* [Data records]:
......

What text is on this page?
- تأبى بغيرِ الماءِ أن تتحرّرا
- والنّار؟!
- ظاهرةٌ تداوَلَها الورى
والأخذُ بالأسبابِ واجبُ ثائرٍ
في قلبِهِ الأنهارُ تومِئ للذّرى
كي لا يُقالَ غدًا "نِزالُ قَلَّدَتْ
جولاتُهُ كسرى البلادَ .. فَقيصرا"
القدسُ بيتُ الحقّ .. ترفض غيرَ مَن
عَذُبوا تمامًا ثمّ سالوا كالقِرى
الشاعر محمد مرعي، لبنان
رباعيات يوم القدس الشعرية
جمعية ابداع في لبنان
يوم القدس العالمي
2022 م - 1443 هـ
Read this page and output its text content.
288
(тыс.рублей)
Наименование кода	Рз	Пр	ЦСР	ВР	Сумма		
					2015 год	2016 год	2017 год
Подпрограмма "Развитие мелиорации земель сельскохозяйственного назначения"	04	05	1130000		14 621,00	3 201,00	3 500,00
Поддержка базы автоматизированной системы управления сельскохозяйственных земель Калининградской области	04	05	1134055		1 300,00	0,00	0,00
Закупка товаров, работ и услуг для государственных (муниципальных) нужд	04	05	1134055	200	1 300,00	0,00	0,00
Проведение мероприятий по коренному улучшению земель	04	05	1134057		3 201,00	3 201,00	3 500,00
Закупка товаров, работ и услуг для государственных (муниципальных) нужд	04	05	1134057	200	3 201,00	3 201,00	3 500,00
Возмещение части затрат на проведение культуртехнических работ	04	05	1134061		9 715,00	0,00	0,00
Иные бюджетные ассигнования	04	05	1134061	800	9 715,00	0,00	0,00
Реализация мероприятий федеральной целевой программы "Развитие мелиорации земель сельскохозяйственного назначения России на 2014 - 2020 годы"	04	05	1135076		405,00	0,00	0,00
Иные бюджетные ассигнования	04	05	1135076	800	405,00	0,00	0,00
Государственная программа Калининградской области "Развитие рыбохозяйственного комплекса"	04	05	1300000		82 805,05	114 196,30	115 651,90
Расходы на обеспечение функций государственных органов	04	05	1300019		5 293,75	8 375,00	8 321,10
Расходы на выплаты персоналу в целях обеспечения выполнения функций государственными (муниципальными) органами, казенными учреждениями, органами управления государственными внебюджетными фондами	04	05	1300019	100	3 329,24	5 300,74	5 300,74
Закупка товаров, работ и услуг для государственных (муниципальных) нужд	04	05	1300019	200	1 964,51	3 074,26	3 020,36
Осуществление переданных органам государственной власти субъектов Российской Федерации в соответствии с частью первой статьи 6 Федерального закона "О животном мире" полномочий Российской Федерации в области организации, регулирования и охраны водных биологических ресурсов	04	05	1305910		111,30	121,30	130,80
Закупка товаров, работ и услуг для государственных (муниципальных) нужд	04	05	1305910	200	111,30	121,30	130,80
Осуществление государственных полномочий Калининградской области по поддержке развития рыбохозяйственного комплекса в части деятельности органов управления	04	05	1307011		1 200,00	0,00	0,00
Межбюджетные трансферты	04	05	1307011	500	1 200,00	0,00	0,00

......

* [Stated exercise]: Set down all of the records shown above once more, exactly.

* [Result for this exercise]:
What text is on this page?
- تأبى بغيرِ الماءِ أن تتحرّرا
- والنّار؟!
- ظاهرةٌ تداوَلَها الورى
والأخذُ بالأسبابِ واجبُ ثائرٍ
في قلبِهِ الأنهارُ تومِئ للذّرى
كي لا يُقالَ غدًا "نِزالُ قَلَّدَتْ
جولاتُهُ كسرى البلادَ .. فَقيصرا"
القدسُ بيتُ الحقّ .. ترفض غيرَ مَن
عَذُبوا تمامًا ثمّ سالوا كالقِرى
الشاعر محمد مرعي، لبنان
رباعيات يوم القدس الشعرية
جمعية ابداع في لبنان
يوم القدس العالمي
2022 م - 1443 هـ
Read this page and output its text content.
288
(тыс.рублей)
Наименование кода	Рз	Пр	ЦСР	ВР	Сумма		
					2015 год	2016 год	2017 год
Подпрограмма "Развитие мелиорации земель сельскохозяйственного назначения"	04	05	1130000		14 621,00	3 201,00	3 500,00
Поддержка базы автоматизированной системы управления сельскохозяйственных земель Калининградской области	04	05	1134055		1 300,00	0,00	0,00
Закупка товаров, работ и услуг для государственных (муниципальных) нужд	04	05	1134055	200	1 300,00	0,00	0,00
Проведение мероприятий по коренному улучшению земель	04	05	1134057		3 201,00	3 201,00	3 500,00
Закупка товаров, работ и услуг для государственных (муниципальных) нужд	04	05	1134057	200	3 201,00	3 201,00	3 500,00
Возмещение части затрат на проведение культуртехнических работ	04	05	1134061		9 715,00	0,00	0,00
Иные бюджетные ассигнования	04	05	1134061	800	9 715,00	0,00	0,00
Реализация мероприятий федеральной целевой программы "Развитие мелиорации земель сельскохозяйственного назначения России на 2014 - 2020 годы"	04	05	1135076		405,00	0,00	0,00
Иные бюджетные ассигнования	04	05	1135076	800	405,00	0,00	0,00
Государственная программа Калининградской области "Развитие рыбохозяйственного комплекса"	04	05	1300000		82 805,05	114 196,30	115 651,90
Расходы на обеспечение функций государственных органов	04	05	1300019		5 293,75	8 375,00	8 321,10
Расходы на выплаты персоналу в целях обеспечения выполнения функций государственными (муниципальными) органами, казенными учреждениями, органами управления государственными внебюджетными фондами	04	05	1300019	100	3 329,24	5 300,74	5 300,74
Закупка товаров, работ и услуг для государственных (муниципальных) нужд	04	05	1300019	200	1 964,51	3 074,26	3 020,36
Осуществление переданных органам государственной власти субъектов Российской Федерации в соответствии с частью первой статьи 6 Федерального закона "О животном мире" полномочий Российской Федерации в области организации, регулирования и охраны водных биологических ресурсов	04	05	1305910		111,30	121,30	130,80
Закупка товаров, работ и услуг для государственных (муниципальных) нужд	04	05	1305910	200	111,30	121,30	130,80
Осуществление государственных полномочий Калининградской области по поддержке развития рыбохозяйственного комплекса в части деятельности органов управления	04	05	1307011		1 200,00	0,00	0,00
Межбюджетные трансферты	04	05	1307011	500	1 200,00	0,00	0,00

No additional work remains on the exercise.